[Chart and figure data]
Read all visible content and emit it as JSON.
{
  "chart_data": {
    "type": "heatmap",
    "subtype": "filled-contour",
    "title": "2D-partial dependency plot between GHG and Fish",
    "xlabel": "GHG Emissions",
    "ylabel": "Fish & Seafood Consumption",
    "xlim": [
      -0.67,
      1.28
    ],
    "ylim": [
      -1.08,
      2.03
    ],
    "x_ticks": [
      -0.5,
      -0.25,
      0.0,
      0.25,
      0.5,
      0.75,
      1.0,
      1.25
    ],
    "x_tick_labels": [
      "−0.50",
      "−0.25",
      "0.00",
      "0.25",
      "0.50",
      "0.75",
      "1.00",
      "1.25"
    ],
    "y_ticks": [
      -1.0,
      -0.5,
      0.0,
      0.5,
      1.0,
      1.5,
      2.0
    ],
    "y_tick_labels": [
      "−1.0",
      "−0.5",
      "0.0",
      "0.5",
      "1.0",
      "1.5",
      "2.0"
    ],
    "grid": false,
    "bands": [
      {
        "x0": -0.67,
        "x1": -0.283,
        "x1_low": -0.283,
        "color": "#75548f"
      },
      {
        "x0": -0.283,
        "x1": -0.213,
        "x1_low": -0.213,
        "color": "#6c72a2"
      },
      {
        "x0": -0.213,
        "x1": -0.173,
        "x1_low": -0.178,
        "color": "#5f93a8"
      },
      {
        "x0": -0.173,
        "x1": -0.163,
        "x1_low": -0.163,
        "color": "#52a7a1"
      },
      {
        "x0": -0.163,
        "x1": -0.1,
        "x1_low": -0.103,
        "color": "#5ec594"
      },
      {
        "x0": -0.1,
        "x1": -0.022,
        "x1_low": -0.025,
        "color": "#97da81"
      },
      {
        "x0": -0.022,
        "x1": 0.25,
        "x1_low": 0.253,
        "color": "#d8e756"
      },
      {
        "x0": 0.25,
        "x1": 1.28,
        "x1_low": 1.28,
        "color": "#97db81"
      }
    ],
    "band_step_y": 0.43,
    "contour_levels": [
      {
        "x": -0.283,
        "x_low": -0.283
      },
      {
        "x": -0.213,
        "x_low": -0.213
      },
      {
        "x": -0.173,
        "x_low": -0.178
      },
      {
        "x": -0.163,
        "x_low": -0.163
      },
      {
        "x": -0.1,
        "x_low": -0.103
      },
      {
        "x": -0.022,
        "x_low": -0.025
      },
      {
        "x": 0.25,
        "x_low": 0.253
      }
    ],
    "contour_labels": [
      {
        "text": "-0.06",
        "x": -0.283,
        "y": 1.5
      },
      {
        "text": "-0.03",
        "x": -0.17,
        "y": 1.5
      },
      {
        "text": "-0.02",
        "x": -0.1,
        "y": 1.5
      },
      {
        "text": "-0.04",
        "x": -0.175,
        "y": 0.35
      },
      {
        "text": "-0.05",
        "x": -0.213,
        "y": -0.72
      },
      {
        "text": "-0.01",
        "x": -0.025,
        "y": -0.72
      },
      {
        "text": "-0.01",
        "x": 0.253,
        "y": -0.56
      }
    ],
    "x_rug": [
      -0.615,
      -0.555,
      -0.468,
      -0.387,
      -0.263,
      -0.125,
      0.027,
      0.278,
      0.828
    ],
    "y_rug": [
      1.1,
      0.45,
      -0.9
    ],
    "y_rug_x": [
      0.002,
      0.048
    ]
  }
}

▶ **To be done**:
Pick out each line that holds the string "text".

▶ **Task answer**:
        "text": "-0.06",
        "text": "-0.03",
        "text": "-0.02",
        "text": "-0.04",
        "text": "-0.05",
        "text": "-0.01",
        "text": "-0.01",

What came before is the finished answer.